▸ EXERCISE BRIEF
Reproduce every record below exactly as it appears.

======

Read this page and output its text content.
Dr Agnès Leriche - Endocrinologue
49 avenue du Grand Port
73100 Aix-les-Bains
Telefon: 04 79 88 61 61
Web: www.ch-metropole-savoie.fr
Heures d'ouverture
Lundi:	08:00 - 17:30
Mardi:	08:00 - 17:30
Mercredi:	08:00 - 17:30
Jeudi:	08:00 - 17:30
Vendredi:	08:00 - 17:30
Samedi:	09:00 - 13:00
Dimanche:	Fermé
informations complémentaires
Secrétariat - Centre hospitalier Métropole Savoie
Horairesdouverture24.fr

======

▸ ANSWER TO THIS PROBLEM
Read this page and output its text content.
Dr Agnès Leriche - Endocrinologue
49 avenue du Grand Port
73100 Aix-les-Bains
Telefon: 04 79 88 61 61
Web: www.ch-metropole-savoie.fr
Heures d'ouverture
Lundi:	08:00 - 17:30
Mardi:	08:00 - 17:30
Mercredi:	08:00 - 17:30
Jeudi:	08:00 - 17:30
Vendredi:	08:00 - 17:30
Samedi:	09:00 - 13:00
Dimanche:	Fermé
informations complémentaires
Secrétariat - Centre hospitalier Métropole Savoie
Horairesdouverture24.fr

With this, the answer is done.